__STATED PROBLEM 1__. In the vSphere troubleshooting excerpt, which three resources of the "core four" does the author say have already been discussed?
__STATED PROBLEM 2__. Carry on the vSphere storage troubleshooting excerpt from its final sentence.

4. Which of the following could cause a VM to become orphaned?

a. HA failover was unsuccessful for the VM.

b. The VM was vMotioned to a host that was powered off.

c. The host of the VM failed, and it was restarted on another host by HA.

d. The parent resource pool of the VM was accidentally deleted.

5. Which of the following might result from setting Admission Control Policy in HA too conservatively? (Choose two.)

a. You might not be able to start as many VMs as you had hoped.

b. VMs might be vMotioned more frequently than you had planned.

c. You might not be able to start a VM with high reservations.

d. All VMs will run with restricted settings.

6. Which of the following are tools that you could use to identify the root cause of a storage issue? (Choose two.)

a. Storage Maps in the vSphere Client

b. Task Manager on a VMs OS

c. The Storage Views tab in the vSphere Web Client

d. The DCUI of a host

7. You have created a VM using the wizard and identified the OS as Windows Server 2008. You attempt to install an ISO on the VM that contains Windows Server 2003. Which of the following will result? (Choose two.)

a. The ISO will install properly.

b. The installation will fail.

c. The boot disk on the VM will not be recognized.

d. The boot disk will be recognized but will not contain the proper ISO to run Windows Server 2008, so the installation will fail.

8. You want to improve your user experience on your vSphere 6 Web Client that has a default installation. Which of the following should you do? (Choose two.)

a. Move Recent Tasks to the bottom of the screen.

b. Unpin the right side of the screen.

c. Add a Summary tab to each of the objects that you use the most.

d. Hide the Getting Started tabs.

9. What are two practical techniques you can use to make sure that you are using the screen space on your vSphere Web Client to your best advantage? (Choose two.)

a. Leverage your browser tabs.

b. Hide the Getting Started tabs.

c. Log on as [email protected].

d. Unpin the sides.

10. Which of the following occur when you choose to acknowledge an alarm in your vCenter? (Choose two.)

a. Your credentials are recorded and you have taken the responsibility to fix the issue.

b. The alarm is reset to green and therefore disabled.

c. The inventory will no longer show the alert or warning on the object’s icon.

d. All actions associated with the alarm will be disabled.

Foundation Topics

Troubleshooting Virtual Machine Resource Contention Issues

This section focuses on troubleshooting storage issues on a VM. Storage is one of the “core four” resources that you need to know how to manage. The reason that I am focusing on storage in this section is that I have already discussed proper management and troubleshooting of the other three resources of the core four—namely, networking, CPU, and memory.

To troubleshoot storage contention issues, you should focus on the storage adapters that connect your hosts to their datastores. The settings for multipathing of your storage are in the Storage view. Click Manage, Settings, and then Connectivity and Multipathing; finally, click your host to show the Multipathing Details, as shown in Figure 22-1. You can change path selection policy after clicking Edit Multipathing, as shown in Figure 22-2.

__EXTRACTED ENTRIES__.
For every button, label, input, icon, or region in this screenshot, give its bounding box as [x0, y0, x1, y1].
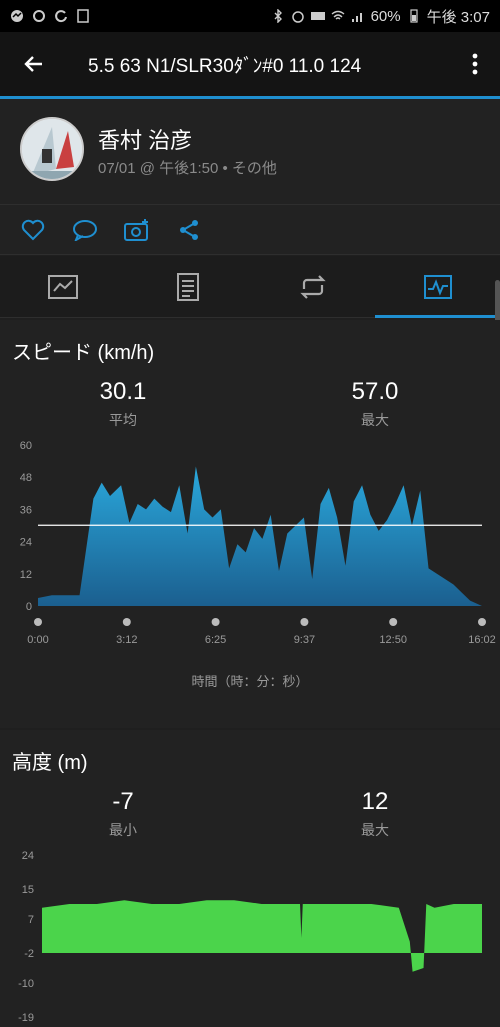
altitude-area-series	[42, 900, 482, 972]
heart-icon	[21, 219, 45, 240]
speed-y-tick-label: 48	[20, 472, 32, 484]
share-button[interactable]	[176, 217, 202, 243]
altitude-chart[interactable]: -19 -10 -2 7 15 24	[0, 845, 500, 1025]
speed-title: スピード (km/h)	[12, 342, 155, 364]
altitude-min-label: 最小	[109, 822, 137, 838]
speed-avg-label: 平均	[109, 412, 137, 428]
speed-x-tick-label: 3:12	[116, 634, 137, 646]
speed-chart[interactable]: 0 12 24 36 48 60 0:00 3:12 6:25 9:37 12:50 16:02 時間（…	[0, 430, 500, 730]
speed-x-tick-dot	[211, 618, 220, 626]
speed-x-tick-label: 12:50	[379, 634, 407, 646]
speed-y-tick-label: 24	[20, 537, 32, 549]
altitude-y-tick-label: -10	[18, 978, 34, 990]
messenger-icon	[11, 10, 23, 22]
altitude-y-tick-label: 15	[22, 884, 34, 896]
speed-max-label: 最大	[361, 412, 389, 428]
altitude-section: 高度 (m) -7 最小 12 最大 -19 -10 -2 7 15 24	[0, 730, 500, 1027]
speed-y-tick-label: 12	[20, 569, 32, 581]
altitude-y-tick-label: -19	[18, 1012, 34, 1024]
speed-x-tick-dot	[300, 618, 309, 626]
tab-overview[interactable]	[0, 256, 125, 317]
detail-tabs	[0, 256, 500, 318]
speed-x-tick-dot	[34, 618, 42, 626]
battery-percent: 60%	[370, 7, 401, 25]
avatar[interactable]	[20, 117, 84, 181]
speed-section: スピード (km/h) 30.1 平均 57.0 最大 0 12 24 36 48 60 0…	[0, 320, 500, 728]
clock: 午後 3:07	[426, 8, 490, 26]
photo-icon	[77, 9, 89, 23]
user-name: 香村 治彦	[98, 128, 193, 153]
altitude-y-tick-label: -2	[24, 948, 34, 960]
app-bar: 5.5 63 N1/SLR30ﾀﾞﾝ#0 11.0 124	[0, 32, 500, 96]
altitude-max-label: 最大	[361, 822, 389, 838]
notification-icons	[10, 9, 90, 23]
signal-icon	[351, 13, 362, 22]
speed-y-tick-label: 60	[20, 440, 32, 452]
speed-x-tick-dot	[478, 618, 486, 626]
altitude-y-tick-label: 7	[28, 914, 34, 926]
speed-x-tick-label: 0:00	[27, 634, 48, 646]
speed-x-tick-dot	[122, 618, 131, 626]
refresh-icon	[55, 10, 67, 23]
comment-button[interactable]	[72, 217, 98, 243]
speed-y-tick-label: 0	[26, 601, 32, 613]
profile-header: 香村 治彦 07/01 @ 午後1:50 • その他	[0, 99, 500, 205]
more-vert-icon	[472, 53, 478, 75]
more-options-button[interactable]	[450, 32, 500, 96]
add-photo-button[interactable]	[124, 217, 150, 243]
altitude-y-tick-label: 24	[22, 850, 34, 862]
share-icon	[180, 219, 198, 240]
speed-y-tick-label: 36	[20, 504, 32, 516]
volte-icon	[310, 12, 325, 20]
altitude-max-value: 12	[361, 788, 389, 815]
bluetooth-icon	[274, 9, 282, 23]
speed-x-axis-label: 時間（時：分：秒）	[191, 674, 308, 689]
document-icon	[176, 272, 199, 301]
laps-icon	[299, 274, 326, 299]
camera-add-icon	[124, 218, 148, 241]
social-actions	[0, 205, 500, 255]
arrow-back-icon	[24, 56, 42, 72]
speed-area-series	[38, 466, 482, 606]
speed-max-value: 57.0	[351, 378, 399, 405]
activity-meta: 07/01 @ 午後1:50 • その他	[98, 160, 277, 177]
speed-x-tick-label: 16:02	[468, 634, 496, 646]
charts-icon	[423, 274, 452, 299]
overview-icon	[47, 274, 78, 299]
comment-icon	[73, 219, 97, 241]
speed-x-tick-label: 6:25	[205, 634, 226, 646]
activity-title: 5.5 63 N1/SLR30ﾀﾞﾝ#0 11.0 124	[88, 55, 362, 77]
like-button[interactable]	[20, 217, 46, 243]
sync-icon	[33, 10, 45, 22]
wifi-icon	[331, 10, 345, 20]
altitude-title: 高度 (m)	[12, 752, 88, 774]
back-button[interactable]	[0, 32, 68, 96]
speed-x-tick-dot	[389, 618, 398, 626]
avatar-windsurf-photo	[22, 119, 82, 179]
status-bar: 60% 午後 3:07	[0, 0, 500, 32]
battery-icon	[410, 9, 418, 23]
tab-laps[interactable]	[250, 256, 375, 317]
speed-x-tick-label: 9:37	[294, 634, 315, 646]
tab-details[interactable]	[125, 256, 250, 317]
alarm-icon	[291, 11, 304, 23]
speed-avg-value: 30.1	[99, 378, 147, 405]
tab-charts[interactable]	[375, 256, 500, 318]
altitude-min-value: -7	[112, 788, 134, 815]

__WRITTEN REPLY 1__. Networking, CPU, and memory.

__WRITTEN REPLY 2__.
Image
Image

Figure 22-1 Settings for Multipathing of Storage

Image
Image

Figure 22-2 Configuring Multipathing in the Storage View

Troubleshooting Storage Overcommitment Issues

As you continue to grow your vSphere, and your hosts and VMs are competing for the same resources, many factors can begin to affect storage performance. They include excessive SCSI reservations, path thrashing, and inadequate LUN queue depth. This section briefly discusses each of these issues.

Excessive Reservations Cause Slow Host Performance

Some operations require the system to get a file lock or a metadata lock in VMFS. They might include creating or expanding a datastore, powering on a VM, creating or deleting a file, creating a template, deploying a VM from a template, creating a new VM, migrating a VM with vMotion, changing a vmdk file from thin to thick, and so on. These types of operations create a short-lived SCSI reservation, which temporarily locks the entire LUN or at least the metadata database. As you can imagine, excessive SCSI reservations caused by activity on one host can cause performance degradation on other servers that are accessing the same VMFS. Actually, ESXi 6.0 does a much better job of handling this issue than legacy systems did because only the metadata is locked and not the entire LUN.

If you have older hosts and you need to address this issue, you should ensure that you have the latest BIOS updates installed on your hosts and that you have the latest host bus adapter (HBA) firmware installed across all hosts. You should also consider using more small logical unit numbers (LUNs) rather than fewer large LUNs for your datastores. In addition, you should reduce the number of VM snapshots because they can cause numerous SCSI reservations. Finally, follow the Configuration Maximums document and reduce the number of VMs per LUN to the recommended maximum, even if you have seen that you can actually add more than that figure.

Path Thrashing Causes Slow Performance

Path thrashing is most likely to occur on active-passive arrays. It’s caused by two hosts attempting to access the same LUN through different storage processors. The result is that the LUN is often seen as not available to both hosts. The default setting for the Patch Selection Policy (PSP) of Most Recently Used will generally keep this from occurring. In addition, ensure that all hosts that share the same set of LUNs on the active-passive arrays use the same storage processor. Properly configured active-active arrays do not cause path thrashing.

Troubleshooting iSCSI Software Initiator Configuration Issues

If your ESXi host generates more commands to a LUN than it can possibly handle, the excess commands are queued by the VMkernel. This situation causes increased latency, which can affect the performance of your VMs. It is generally caused by an improper setting of LUN queue depth, the setting of which varies by the type of storage. You should determine the proper LUN queue depth for your storage from your vendor documentation and then adjust your Disk.SchedNumReqOutstanding parameter accordingly.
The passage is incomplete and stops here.